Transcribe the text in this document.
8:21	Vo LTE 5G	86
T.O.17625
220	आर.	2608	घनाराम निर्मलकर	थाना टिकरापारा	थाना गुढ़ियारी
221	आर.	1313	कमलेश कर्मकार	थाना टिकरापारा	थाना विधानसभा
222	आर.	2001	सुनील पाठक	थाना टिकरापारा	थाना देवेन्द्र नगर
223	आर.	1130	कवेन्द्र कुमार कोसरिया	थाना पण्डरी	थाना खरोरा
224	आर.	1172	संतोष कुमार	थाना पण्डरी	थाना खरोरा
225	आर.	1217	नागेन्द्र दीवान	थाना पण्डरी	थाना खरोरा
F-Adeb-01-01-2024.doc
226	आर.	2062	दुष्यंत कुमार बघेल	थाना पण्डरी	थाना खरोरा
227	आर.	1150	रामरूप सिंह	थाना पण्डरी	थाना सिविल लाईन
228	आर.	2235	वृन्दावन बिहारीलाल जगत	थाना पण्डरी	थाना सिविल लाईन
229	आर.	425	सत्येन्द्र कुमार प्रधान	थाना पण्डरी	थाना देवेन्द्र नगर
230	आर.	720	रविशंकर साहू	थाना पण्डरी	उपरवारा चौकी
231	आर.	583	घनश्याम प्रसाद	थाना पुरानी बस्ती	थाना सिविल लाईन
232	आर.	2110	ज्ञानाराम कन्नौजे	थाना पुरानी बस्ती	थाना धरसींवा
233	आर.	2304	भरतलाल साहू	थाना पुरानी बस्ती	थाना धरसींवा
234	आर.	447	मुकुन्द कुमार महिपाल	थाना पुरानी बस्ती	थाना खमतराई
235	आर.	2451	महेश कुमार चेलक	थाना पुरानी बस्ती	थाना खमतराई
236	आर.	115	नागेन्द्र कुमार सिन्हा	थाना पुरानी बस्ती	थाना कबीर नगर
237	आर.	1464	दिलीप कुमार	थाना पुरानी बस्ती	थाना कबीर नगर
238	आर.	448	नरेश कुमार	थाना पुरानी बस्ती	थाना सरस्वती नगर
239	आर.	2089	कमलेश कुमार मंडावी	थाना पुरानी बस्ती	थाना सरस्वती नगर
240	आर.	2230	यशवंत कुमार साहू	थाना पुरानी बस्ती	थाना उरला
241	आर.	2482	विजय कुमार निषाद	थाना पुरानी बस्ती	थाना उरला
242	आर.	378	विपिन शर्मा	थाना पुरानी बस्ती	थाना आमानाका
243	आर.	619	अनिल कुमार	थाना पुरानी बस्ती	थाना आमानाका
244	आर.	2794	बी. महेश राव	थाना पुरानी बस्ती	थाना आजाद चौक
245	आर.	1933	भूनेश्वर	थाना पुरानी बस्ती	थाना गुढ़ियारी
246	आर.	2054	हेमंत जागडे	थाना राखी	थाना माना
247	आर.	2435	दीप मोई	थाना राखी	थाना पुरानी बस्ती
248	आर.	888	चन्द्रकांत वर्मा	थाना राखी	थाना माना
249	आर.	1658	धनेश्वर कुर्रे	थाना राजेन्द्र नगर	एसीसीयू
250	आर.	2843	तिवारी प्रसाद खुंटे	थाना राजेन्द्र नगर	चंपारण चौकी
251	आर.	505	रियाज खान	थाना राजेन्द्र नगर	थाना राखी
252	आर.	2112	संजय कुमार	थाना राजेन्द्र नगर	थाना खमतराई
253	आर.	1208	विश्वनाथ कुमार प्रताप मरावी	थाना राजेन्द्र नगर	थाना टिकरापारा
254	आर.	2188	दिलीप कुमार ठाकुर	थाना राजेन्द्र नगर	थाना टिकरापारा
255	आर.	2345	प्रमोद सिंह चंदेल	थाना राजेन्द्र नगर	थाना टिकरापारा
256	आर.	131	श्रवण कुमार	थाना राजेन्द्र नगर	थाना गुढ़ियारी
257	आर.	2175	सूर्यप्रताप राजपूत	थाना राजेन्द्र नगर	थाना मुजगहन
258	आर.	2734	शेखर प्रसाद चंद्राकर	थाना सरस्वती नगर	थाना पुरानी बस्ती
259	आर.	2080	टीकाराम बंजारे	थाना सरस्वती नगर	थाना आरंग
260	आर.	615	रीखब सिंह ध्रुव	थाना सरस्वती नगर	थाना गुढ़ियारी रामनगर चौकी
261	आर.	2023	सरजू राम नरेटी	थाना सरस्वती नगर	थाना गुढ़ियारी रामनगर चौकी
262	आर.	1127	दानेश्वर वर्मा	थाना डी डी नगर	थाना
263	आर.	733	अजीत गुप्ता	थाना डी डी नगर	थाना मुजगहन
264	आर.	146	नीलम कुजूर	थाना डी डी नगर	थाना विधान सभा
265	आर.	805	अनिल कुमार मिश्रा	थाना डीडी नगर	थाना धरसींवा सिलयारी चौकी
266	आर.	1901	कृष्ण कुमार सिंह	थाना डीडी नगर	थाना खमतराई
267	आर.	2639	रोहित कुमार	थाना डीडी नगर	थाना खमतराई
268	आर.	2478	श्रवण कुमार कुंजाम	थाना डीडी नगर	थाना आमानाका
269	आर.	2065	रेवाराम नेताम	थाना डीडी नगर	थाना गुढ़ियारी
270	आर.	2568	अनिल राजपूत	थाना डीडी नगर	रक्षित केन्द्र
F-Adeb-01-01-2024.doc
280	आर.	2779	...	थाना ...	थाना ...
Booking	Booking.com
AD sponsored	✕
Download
—————
Objective:
Using the entries above, state how many lines include the word "खमतर", with no other words.

Exercise solution:
5